#### RAW DATA:
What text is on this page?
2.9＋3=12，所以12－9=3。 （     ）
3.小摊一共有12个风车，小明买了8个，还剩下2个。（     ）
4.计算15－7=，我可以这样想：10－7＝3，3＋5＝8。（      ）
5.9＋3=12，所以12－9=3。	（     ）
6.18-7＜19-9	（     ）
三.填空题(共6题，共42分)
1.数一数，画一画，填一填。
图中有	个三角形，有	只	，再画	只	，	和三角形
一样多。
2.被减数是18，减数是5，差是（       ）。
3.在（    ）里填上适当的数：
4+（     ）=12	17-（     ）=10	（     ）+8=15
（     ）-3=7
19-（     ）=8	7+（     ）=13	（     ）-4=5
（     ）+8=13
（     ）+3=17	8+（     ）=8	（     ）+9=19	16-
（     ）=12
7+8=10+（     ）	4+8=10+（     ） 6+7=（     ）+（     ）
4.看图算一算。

#### YOUR OBJECTIVE:
Give the material above again, word for word.

#### ANSWER FOR THIS EXERCISE:
What text is on this page?
2.9＋3=12，所以12－9=3。 （     ）
3.小摊一共有12个风车，小明买了8个，还剩下2个。（     ）
4.计算15－7=，我可以这样想：10－7＝3，3＋5＝8。（      ）
5.9＋3=12，所以12－9=3。	（     ）
6.18-7＜19-9	（     ）
三.填空题(共6题，共42分)
1.数一数，画一画，填一填。
图中有	个三角形，有	只	，再画	只	，	和三角形
一样多。
2.被减数是18，减数是5，差是（       ）。
3.在（    ）里填上适当的数：
4+（     ）=12	17-（     ）=10	（     ）+8=15
（     ）-3=7
19-（     ）=8	7+（     ）=13	（     ）-4=5
（     ）+8=13
（     ）+3=17	8+（     ）=8	（     ）+9=19	16-
（     ）=12
7+8=10+（     ）	4+8=10+（     ） 6+7=（     ）+（     ）
4.看图算一算。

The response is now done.